* **What is asked**
Print the stretch of the passage on understanding variation from "Applying Understanding of" through "is not economical.", word for word.

* **Text section**

Applying Understanding of Variation to Large Datasets
Understanding Variation by Thomas Nolan, Rocco J. Perla and Lloyd Provost. There have been large changes in the use of data since the publication of Understanding Variation, by Thomas Nolan and Lloyd Provost. The new article discusses how to use an understanding of variation when working with large datasets (for example, government data).
From the current article:
Shewhart’s method is empirical and designed to minimize the risk of over and under-reacting to the data. “An assignable [special] cause of variation, as this term is used in quality control work, is one that can be found by experiment without costing more than it is worth to find it.”
In other words, if it costs more to find the problem than the value in addressing it, that is not economical.
In most applications, for points that fall outside of Shewhart’s three-sigma limits, it will be cost effective to search for a specific cause or to design a test to understand it.
This is one of the most fundamental points that is often not appreciated as clearly as it could be. An indication of a special cause is a signal that the most useful strategy to improve is to look for an assignable cause and fix that specific issue. The control chart is meant to help you identify those special causes in order to use an improvement strategy based on looking for an assignable cause – finding what was special about that result.

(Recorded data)
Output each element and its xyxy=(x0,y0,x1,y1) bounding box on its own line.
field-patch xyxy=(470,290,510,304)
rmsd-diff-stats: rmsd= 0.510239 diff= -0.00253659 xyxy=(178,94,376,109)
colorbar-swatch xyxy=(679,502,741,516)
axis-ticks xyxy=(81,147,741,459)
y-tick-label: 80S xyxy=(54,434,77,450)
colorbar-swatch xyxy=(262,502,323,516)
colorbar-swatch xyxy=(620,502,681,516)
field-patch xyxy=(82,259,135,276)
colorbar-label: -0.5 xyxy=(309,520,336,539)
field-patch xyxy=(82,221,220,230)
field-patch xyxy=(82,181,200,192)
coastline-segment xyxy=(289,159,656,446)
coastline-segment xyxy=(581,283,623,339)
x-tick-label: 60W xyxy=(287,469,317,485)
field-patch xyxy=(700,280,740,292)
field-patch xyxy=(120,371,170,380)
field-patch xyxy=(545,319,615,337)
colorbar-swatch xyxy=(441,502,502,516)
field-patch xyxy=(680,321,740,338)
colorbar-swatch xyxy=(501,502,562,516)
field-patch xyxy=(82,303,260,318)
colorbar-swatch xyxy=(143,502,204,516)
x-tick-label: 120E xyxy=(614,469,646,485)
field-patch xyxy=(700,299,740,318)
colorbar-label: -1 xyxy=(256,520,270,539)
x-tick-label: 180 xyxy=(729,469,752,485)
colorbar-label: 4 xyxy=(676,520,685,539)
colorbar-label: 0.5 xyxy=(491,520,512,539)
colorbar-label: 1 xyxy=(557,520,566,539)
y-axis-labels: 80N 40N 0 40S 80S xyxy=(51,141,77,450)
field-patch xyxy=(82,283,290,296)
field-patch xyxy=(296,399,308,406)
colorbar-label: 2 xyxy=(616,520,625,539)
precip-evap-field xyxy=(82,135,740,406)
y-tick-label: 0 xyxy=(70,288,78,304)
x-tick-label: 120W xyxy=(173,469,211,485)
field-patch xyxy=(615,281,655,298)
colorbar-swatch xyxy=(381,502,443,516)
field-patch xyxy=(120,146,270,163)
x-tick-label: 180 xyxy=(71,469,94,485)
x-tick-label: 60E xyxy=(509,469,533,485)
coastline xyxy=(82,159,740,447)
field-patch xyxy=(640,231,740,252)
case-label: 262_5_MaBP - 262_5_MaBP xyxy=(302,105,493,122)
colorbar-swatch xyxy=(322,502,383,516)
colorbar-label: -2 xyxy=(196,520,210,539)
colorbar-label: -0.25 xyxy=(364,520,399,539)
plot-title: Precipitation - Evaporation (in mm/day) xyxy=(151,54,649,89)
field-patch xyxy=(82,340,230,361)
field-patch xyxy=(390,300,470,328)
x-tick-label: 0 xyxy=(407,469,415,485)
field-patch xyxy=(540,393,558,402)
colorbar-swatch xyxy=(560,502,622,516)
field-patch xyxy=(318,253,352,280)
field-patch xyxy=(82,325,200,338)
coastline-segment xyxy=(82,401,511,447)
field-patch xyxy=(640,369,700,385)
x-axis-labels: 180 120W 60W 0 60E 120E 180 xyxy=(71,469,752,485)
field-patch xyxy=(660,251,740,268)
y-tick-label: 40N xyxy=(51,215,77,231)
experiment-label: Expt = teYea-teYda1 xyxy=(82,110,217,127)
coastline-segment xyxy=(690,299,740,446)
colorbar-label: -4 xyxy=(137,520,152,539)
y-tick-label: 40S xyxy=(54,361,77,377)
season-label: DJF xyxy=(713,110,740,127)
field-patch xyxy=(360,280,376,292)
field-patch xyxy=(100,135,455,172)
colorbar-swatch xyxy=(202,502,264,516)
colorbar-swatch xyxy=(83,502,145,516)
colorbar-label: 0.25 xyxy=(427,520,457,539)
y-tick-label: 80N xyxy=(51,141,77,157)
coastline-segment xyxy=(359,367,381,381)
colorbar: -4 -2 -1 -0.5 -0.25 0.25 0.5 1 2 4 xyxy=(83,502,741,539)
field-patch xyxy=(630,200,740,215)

* **The solution**
Applying Understanding of Variation to Large Datasets
Understanding Variation by Thomas Nolan, Rocco J. Perla and Lloyd Provost. There have been large changes in the use of data since the publication of Understanding Variation, by Thomas Nolan and Lloyd Provost. The new article discusses how to use an understanding of variation when working with large datasets (for example, government data).
From the current article:
Shewhart’s method is empirical and designed to minimize the risk of over and under-reacting to the data. “An assignable [special] cause of variation, as this term is used in quality control work, is one that can be found by experiment without costing more than it is worth to find it.”
In other words, if it costs more to find the problem than the value in addressing it, that is not economical.